Records
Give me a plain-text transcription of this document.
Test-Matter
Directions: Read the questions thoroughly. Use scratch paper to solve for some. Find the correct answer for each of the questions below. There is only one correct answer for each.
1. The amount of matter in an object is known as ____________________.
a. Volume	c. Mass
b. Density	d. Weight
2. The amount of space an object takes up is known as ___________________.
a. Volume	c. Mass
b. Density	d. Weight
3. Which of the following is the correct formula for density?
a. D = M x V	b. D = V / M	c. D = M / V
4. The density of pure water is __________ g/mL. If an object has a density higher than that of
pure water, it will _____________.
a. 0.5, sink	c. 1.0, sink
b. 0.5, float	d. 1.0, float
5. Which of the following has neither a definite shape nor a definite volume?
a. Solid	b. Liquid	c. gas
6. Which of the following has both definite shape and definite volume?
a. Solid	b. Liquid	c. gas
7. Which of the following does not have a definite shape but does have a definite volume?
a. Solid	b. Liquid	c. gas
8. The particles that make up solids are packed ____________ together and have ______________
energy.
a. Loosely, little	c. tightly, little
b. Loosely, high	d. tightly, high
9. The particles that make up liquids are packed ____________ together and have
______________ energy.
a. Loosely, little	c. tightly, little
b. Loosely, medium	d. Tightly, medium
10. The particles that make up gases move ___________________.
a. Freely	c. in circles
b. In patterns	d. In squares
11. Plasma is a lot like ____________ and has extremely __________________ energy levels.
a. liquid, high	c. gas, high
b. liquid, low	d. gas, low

Written problem
Word for word, write out all of the data above.

Exercise result
Give me a plain-text transcription of this document.
Test-Matter
Directions: Read the questions thoroughly. Use scratch paper to solve for some. Find the correct answer for each of the questions below. There is only one correct answer for each.
1. The amount of matter in an object is known as ____________________.
a. Volume	c. Mass
b. Density	d. Weight
2. The amount of space an object takes up is known as ___________________.
a. Volume	c. Mass
b. Density	d. Weight
3. Which of the following is the correct formula for density?
a. D = M x V	b. D = V / M	c. D = M / V
4. The density of pure water is __________ g/mL. If an object has a density higher than that of
pure water, it will _____________.
a. 0.5, sink	c. 1.0, sink
b. 0.5, float	d. 1.0, float
5. Which of the following has neither a definite shape nor a definite volume?
a. Solid	b. Liquid	c. gas
6. Which of the following has both definite shape and definite volume?
a. Solid	b. Liquid	c. gas
7. Which of the following does not have a definite shape but does have a definite volume?
a. Solid	b. Liquid	c. gas
8. The particles that make up solids are packed ____________ together and have ______________
energy.
a. Loosely, little	c. tightly, little
b. Loosely, high	d. tightly, high
9. The particles that make up liquids are packed ____________ together and have
______________ energy.
a. Loosely, little	c. tightly, little
b. Loosely, medium	d. Tightly, medium
10. The particles that make up gases move ___________________.
a. Freely	c. in circles
b. In patterns	d. In squares
11. Plasma is a lot like ____________ and has extremely __________________ energy levels.
a. liquid, high	c. gas, high
b. liquid, low	d. gas, low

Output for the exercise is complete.